◆ SOURCE PASSAGE ◆
---

Can best be described as the "obtuse" effect!
Beats me!!!!
since we are not dealing with a triangle here...
...it makes sense that the shapes don't line up. My trig. is too rusty to explain it mathematically, but a close look at the "overall" triangles will show that they are, in fact not triangles, but four sided objects.
(Well, one thing does occur to me...the area covered by a real triangle would be 1/2 of (5*13) or 32.5 blocks. But I come in too low or high on the areas on both...)
Anybody here who can do the real math? That was just my "kitchen chemist" button-for-a head solution...
...it makes sense that the shapes don't line up. My trig. is too rusty to explain it mathematically, but a close look at the "overall" triangles will show that they are, in fact not triangles, but four sided objects.
(Well, one thing does occur to me...the area covered by a real triangle would be 1/2 of (5*13) or 32.5 blocks. But I come in too low or high on the areas on both...)
Anybody here who can do the real math? That was just my "kitchen chemist" button-for-a head solution...
The trick is to count the squares, they are the unit of measurement.
The orange shape and the light green shape are similar, but the orange shape has its thick part two squares long and its thin part three squares long.
The light green shape has its thick section three squares long and its thin section two squares long.
If you stack them with the orange shape precisely on top of the light green one, they fit neatly together.
If you move the shapes over one square to the left and down one square, they now fit with a gap because the two thinner sections are different lengths.
So why do the four pieces combine to form two identical triangles, with a square missing from one triangle??
The answer is they don't. It is an illusion. The red triangle is 8 long and 3 high, giving a slope of 8 in 3 or 2.66666. The green triangle is 5 long and 2 high, giving a slope of 5 in 2 or 2.5. So the sloping side (hypotenuse) of both triangles looks like they form one line but they don't, the green triangle is steeper than the red one.
The extra space comes because the overall shape bulges inwards slightly on the first shape and outwards slightly on the second shape. The difference is equivalent to the square.

---

◆ DATA ROWS ◆
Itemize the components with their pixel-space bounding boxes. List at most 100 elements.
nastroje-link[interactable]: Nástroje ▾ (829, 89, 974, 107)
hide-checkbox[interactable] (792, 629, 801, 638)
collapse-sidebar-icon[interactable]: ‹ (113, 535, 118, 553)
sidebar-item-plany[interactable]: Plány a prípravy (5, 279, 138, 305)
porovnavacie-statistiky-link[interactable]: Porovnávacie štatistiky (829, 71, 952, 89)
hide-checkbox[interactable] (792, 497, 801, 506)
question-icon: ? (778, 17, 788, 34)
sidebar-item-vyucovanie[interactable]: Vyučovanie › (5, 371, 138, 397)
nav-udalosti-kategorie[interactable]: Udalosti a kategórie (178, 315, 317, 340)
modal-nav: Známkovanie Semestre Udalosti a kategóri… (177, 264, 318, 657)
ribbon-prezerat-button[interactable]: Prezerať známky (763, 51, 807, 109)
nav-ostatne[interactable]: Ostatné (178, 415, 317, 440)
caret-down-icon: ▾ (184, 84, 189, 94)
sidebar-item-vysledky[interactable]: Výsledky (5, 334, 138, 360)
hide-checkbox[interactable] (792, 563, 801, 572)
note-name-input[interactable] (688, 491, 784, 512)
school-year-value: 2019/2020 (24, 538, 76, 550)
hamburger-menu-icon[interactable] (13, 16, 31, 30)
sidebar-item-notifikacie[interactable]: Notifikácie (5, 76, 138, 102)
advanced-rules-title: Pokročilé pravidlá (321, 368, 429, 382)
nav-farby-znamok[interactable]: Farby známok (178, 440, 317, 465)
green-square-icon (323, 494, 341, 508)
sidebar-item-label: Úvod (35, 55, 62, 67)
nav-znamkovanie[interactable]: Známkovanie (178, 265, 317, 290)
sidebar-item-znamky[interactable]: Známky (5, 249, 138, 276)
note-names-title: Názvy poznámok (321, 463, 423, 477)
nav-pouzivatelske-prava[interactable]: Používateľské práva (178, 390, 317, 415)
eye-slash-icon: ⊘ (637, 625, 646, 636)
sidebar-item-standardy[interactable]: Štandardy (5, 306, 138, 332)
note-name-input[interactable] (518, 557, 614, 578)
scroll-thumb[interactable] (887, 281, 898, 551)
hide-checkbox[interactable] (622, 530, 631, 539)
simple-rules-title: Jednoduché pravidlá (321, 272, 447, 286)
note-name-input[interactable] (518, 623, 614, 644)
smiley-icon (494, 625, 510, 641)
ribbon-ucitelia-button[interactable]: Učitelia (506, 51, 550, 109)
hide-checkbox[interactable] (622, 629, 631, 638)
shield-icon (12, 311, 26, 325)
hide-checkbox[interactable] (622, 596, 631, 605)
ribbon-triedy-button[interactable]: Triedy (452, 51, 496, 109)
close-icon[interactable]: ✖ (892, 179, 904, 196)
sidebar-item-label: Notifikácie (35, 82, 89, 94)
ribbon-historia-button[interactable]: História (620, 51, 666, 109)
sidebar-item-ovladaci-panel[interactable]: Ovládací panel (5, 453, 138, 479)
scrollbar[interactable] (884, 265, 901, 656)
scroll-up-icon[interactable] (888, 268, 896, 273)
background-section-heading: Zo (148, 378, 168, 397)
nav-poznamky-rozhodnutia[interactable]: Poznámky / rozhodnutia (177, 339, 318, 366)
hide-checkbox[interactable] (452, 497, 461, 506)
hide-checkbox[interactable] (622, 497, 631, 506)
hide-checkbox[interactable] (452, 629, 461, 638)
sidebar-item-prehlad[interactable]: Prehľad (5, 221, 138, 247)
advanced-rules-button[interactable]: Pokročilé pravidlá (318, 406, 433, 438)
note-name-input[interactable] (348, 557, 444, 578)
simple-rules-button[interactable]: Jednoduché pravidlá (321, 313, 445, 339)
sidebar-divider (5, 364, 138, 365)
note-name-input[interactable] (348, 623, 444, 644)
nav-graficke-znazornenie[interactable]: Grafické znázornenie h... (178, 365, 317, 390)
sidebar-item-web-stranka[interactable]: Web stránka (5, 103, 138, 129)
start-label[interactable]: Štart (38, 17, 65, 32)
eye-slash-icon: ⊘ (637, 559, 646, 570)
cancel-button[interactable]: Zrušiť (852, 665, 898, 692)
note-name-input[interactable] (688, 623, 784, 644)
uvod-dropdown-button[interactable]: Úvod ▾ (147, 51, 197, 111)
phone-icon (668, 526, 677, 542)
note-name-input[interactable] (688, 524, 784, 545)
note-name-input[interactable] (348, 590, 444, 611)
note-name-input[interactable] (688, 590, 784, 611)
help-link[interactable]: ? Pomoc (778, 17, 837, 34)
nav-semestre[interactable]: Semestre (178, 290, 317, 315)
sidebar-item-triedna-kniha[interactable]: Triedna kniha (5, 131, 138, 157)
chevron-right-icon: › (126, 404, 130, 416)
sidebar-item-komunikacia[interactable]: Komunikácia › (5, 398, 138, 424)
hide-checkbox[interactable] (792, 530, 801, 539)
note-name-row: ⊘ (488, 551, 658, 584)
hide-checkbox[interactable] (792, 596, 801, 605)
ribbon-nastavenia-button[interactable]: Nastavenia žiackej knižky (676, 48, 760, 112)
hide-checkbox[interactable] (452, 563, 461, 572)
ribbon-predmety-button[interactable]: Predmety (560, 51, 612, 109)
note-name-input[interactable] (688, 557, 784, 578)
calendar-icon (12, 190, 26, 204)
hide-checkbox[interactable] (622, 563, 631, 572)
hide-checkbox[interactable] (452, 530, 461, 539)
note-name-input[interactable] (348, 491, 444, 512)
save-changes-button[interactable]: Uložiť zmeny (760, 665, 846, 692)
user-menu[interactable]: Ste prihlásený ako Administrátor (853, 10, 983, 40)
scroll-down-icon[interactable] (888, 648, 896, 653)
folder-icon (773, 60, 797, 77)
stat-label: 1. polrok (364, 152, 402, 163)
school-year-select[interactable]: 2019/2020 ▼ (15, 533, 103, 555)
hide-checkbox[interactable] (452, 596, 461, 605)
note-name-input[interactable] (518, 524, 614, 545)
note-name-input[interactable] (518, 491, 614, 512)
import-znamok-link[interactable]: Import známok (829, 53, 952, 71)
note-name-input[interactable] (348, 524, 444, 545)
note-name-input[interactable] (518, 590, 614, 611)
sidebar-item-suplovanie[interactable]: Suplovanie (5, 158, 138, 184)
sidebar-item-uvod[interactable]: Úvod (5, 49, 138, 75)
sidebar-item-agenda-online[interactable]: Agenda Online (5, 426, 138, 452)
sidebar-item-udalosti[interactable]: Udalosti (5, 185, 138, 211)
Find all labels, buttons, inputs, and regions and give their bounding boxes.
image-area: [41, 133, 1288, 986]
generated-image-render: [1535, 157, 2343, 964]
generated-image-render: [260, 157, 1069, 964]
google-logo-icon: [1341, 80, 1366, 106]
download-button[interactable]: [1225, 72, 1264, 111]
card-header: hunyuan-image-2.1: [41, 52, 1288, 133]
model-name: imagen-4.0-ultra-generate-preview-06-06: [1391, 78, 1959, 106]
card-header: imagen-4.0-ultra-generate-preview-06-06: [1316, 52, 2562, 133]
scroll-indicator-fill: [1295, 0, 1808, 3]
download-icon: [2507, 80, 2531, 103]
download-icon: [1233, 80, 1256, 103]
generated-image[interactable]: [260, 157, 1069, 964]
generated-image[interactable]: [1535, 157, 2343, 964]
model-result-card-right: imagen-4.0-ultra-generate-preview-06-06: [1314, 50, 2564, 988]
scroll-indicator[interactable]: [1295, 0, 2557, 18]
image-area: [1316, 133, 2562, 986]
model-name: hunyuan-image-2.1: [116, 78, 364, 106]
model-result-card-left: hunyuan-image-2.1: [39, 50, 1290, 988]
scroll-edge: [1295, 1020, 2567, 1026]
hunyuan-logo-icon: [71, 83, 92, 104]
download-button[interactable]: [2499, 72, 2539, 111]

---

◆ PROBLEM REQUIREMENTS ◆
Write the next part of the forum thread about the missing-square triangle puzzle, starting right after its final sentence.

◆ RESPONSE BELOW ◆
The overall "triangles" appear the same but they are not. In fact there is NO overall triangle, it is actually a 4 sided figure. The hypotenuse of the green triangle and the hypotenuse of the red triangle are NOT in line, they form two sides of the overall shape. The OVERALL surface area of the two shapes are exactly the same, even though one looks like a regular triangle and one looks like a triangle with a bit missing. Remember, the overall shapes are NOT triangles at all.
Chris.
Thanks Louis, what a great puzzle!!
I love these sort of brain teasers.
The orange shape and the light green shape are similar, but the orange shape has its thick part two squares long and its thin part three squares long.
The light green shape has its thick section three squares long and its thin section two squares long.
If you stack them with the orange shape precisely on top of the light green one, they fit neatly together.
If you move the shapes over one square to the left and down one square, they now fit with a gap because the two thinner sections are different lengths.
So why do the four pieces combine to form two identical triangles, with a square missing from one triangle??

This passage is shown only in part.